» Given task:
Take from the listing each line that has the string "Four".

--------------------------------

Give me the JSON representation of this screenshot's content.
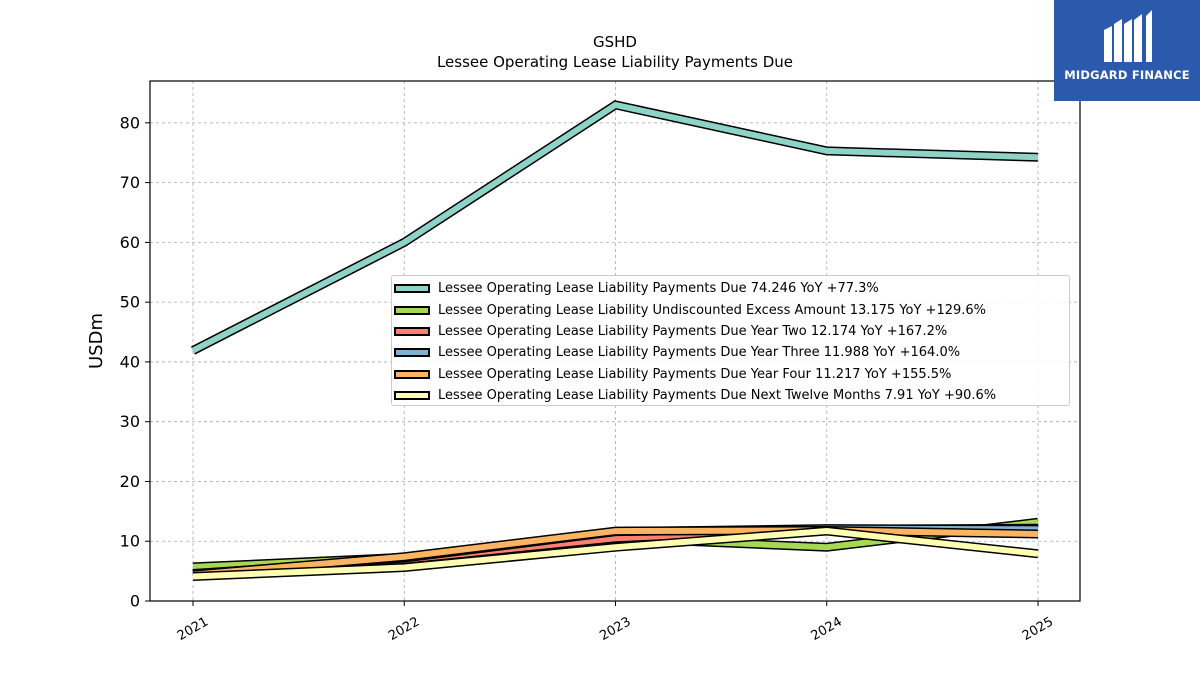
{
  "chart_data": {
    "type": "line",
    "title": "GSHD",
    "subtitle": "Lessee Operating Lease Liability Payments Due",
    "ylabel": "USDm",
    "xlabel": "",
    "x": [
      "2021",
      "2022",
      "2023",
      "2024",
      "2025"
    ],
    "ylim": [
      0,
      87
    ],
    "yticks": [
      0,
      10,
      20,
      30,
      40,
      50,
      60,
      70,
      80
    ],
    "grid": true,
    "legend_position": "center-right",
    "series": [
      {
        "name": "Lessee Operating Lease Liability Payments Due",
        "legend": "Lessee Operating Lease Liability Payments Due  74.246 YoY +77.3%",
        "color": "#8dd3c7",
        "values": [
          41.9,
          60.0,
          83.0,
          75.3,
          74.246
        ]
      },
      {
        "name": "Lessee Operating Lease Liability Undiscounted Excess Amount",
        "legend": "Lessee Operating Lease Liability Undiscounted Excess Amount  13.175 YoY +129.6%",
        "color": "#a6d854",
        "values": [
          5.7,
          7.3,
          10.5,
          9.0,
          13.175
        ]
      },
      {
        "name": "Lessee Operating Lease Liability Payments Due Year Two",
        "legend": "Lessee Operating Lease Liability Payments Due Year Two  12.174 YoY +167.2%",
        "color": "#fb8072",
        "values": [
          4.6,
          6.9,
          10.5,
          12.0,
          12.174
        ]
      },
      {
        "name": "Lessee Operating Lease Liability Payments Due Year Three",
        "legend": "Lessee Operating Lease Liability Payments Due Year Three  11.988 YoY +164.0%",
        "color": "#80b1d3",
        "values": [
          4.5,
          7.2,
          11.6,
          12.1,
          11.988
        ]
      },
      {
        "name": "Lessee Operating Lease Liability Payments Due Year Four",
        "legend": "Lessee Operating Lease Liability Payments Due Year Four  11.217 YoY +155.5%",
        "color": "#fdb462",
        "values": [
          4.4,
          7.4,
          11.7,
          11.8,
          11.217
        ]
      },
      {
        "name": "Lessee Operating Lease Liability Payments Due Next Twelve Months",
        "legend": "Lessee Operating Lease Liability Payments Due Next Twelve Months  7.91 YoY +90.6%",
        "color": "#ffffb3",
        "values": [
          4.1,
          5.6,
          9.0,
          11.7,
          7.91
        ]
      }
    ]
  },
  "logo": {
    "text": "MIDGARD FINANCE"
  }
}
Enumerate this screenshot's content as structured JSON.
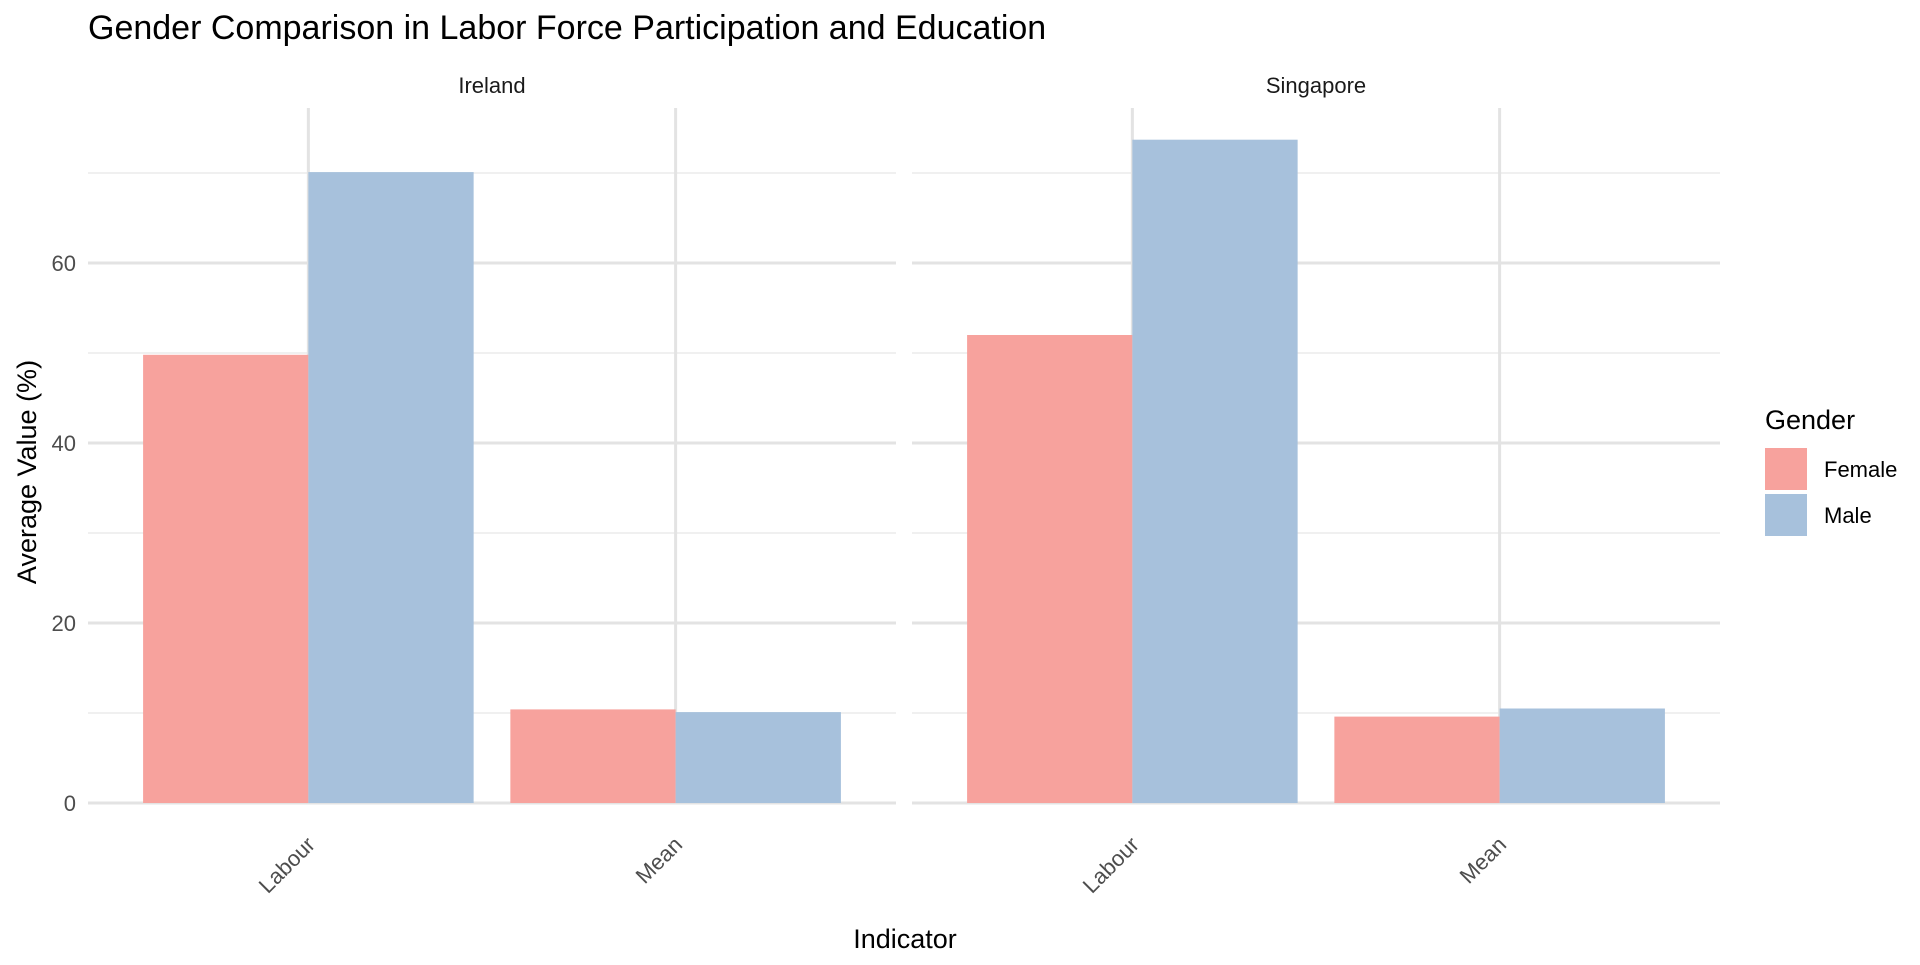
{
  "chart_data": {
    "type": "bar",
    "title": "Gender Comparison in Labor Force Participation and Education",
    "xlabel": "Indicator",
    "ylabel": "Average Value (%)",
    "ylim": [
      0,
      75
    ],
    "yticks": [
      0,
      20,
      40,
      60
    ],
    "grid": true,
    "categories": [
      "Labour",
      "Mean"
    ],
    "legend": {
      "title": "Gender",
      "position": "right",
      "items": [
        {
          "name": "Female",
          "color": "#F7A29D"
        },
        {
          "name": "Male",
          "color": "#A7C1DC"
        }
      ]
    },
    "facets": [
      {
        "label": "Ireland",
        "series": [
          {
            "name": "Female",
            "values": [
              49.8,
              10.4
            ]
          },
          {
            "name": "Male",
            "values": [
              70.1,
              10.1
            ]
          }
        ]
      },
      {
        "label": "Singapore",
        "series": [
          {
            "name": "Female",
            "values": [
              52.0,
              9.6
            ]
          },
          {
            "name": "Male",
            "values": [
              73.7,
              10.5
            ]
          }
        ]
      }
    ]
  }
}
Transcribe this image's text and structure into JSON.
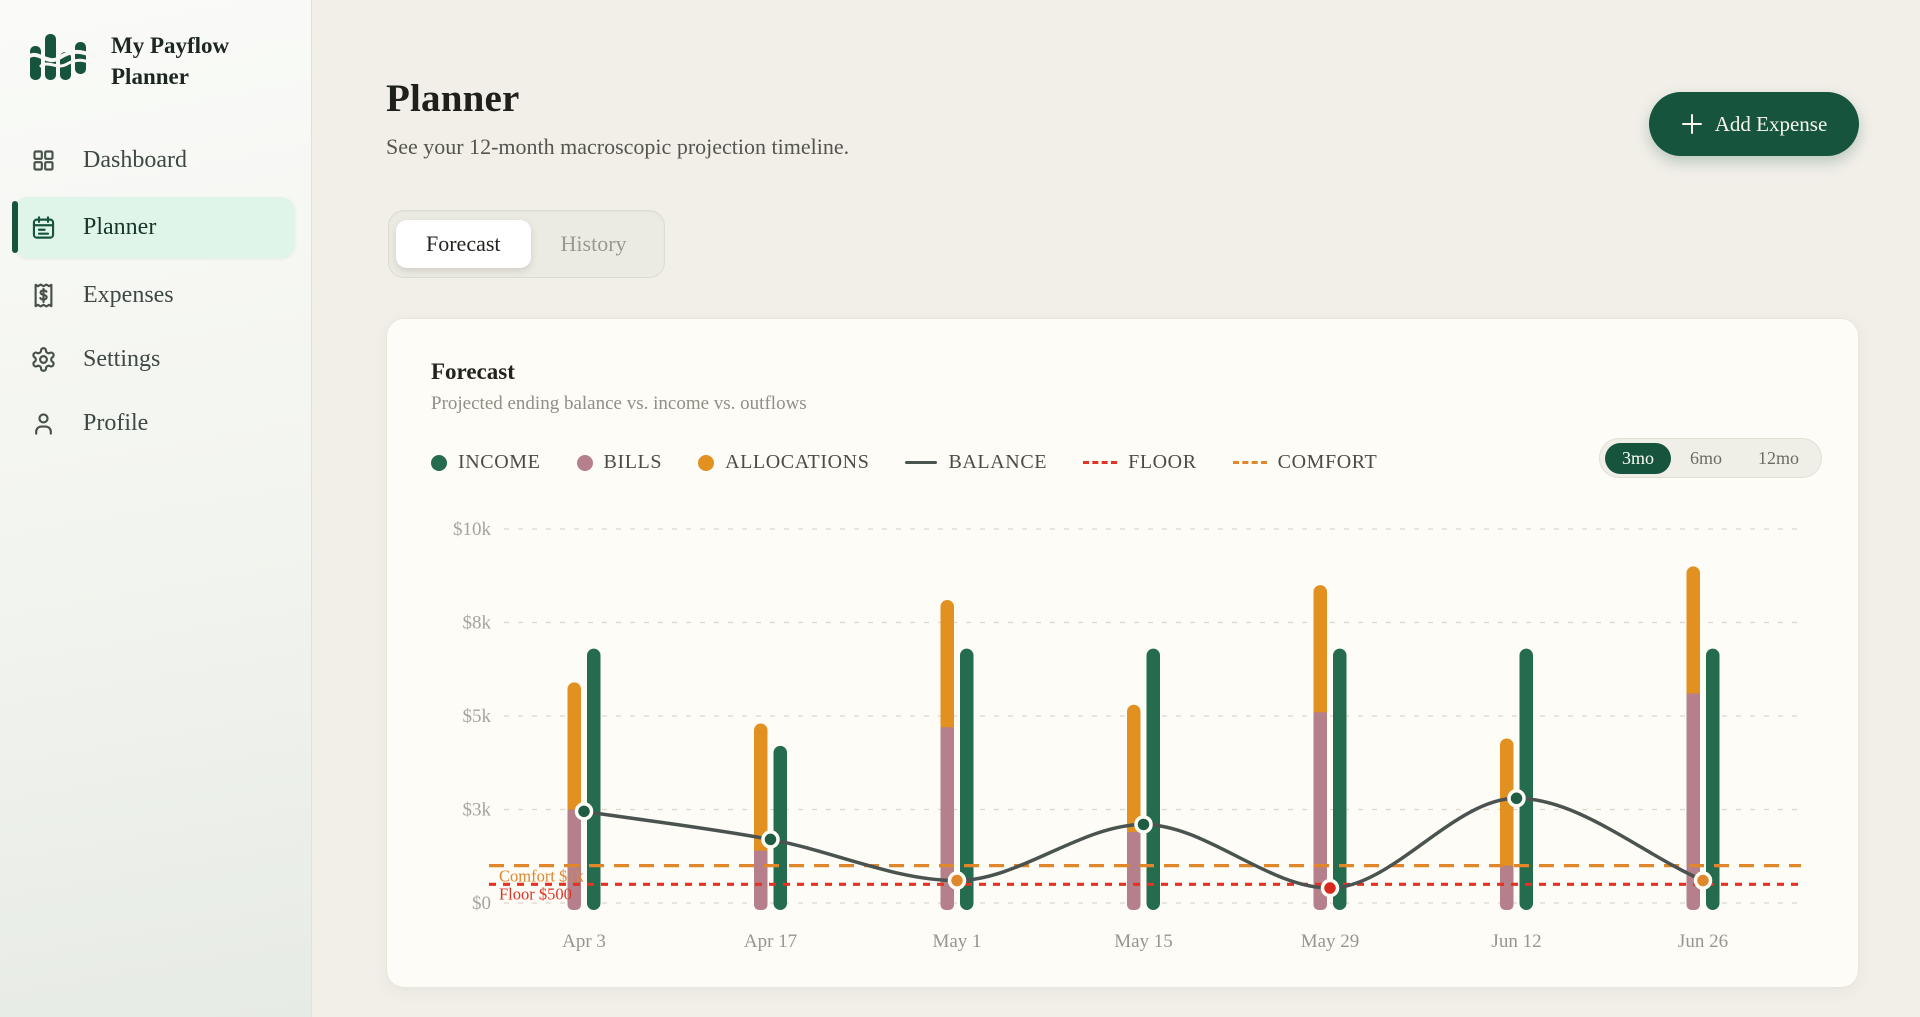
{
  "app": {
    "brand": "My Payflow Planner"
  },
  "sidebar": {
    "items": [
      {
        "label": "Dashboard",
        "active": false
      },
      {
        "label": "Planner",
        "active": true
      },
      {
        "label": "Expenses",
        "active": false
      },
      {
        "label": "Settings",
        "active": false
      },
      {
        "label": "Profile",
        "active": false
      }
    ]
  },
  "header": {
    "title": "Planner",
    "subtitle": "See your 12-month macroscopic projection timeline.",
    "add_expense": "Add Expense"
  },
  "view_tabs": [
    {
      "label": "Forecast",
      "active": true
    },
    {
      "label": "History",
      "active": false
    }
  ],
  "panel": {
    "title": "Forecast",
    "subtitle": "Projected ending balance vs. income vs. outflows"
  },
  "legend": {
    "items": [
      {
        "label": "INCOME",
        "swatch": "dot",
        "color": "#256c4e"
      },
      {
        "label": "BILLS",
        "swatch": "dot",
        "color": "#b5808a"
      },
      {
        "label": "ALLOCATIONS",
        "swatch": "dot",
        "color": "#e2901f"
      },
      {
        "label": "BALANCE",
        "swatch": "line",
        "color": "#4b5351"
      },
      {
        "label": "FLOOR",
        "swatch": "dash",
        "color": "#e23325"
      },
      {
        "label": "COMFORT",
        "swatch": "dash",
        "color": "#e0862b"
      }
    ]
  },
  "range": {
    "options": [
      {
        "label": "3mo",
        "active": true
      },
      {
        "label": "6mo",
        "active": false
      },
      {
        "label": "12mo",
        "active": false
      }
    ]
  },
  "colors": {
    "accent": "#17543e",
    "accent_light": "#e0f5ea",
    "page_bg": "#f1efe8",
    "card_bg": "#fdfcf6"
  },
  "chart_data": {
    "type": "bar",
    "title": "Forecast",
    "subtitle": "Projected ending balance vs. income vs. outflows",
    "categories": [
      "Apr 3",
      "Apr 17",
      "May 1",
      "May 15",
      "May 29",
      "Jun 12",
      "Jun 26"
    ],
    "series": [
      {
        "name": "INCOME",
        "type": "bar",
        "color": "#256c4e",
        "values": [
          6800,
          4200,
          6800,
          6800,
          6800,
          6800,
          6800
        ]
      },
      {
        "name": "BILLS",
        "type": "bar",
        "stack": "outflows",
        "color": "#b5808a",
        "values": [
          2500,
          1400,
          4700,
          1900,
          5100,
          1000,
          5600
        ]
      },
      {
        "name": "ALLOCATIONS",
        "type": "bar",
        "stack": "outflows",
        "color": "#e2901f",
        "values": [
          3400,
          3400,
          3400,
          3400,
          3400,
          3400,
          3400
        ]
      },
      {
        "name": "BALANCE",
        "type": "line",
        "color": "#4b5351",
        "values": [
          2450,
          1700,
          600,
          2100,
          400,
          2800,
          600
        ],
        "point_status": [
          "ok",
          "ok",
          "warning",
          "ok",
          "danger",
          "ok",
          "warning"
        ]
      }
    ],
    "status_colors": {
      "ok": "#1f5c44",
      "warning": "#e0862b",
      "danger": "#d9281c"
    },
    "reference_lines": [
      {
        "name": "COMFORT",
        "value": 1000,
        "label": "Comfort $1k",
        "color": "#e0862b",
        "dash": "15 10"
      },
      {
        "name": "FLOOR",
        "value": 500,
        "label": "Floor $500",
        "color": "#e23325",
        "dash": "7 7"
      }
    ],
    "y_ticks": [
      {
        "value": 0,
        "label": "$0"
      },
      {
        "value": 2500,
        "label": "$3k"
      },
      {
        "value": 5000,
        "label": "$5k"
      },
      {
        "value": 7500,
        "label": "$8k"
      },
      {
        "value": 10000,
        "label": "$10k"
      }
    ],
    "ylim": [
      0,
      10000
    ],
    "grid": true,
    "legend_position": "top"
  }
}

--------------------------------

» In response:
        "name": "Lessee Operating Lease Liability Payments Due Year Four",
        "legend": "Lessee Operating Lease Liability Payments Due Year Four  11.217 YoY +155.5%",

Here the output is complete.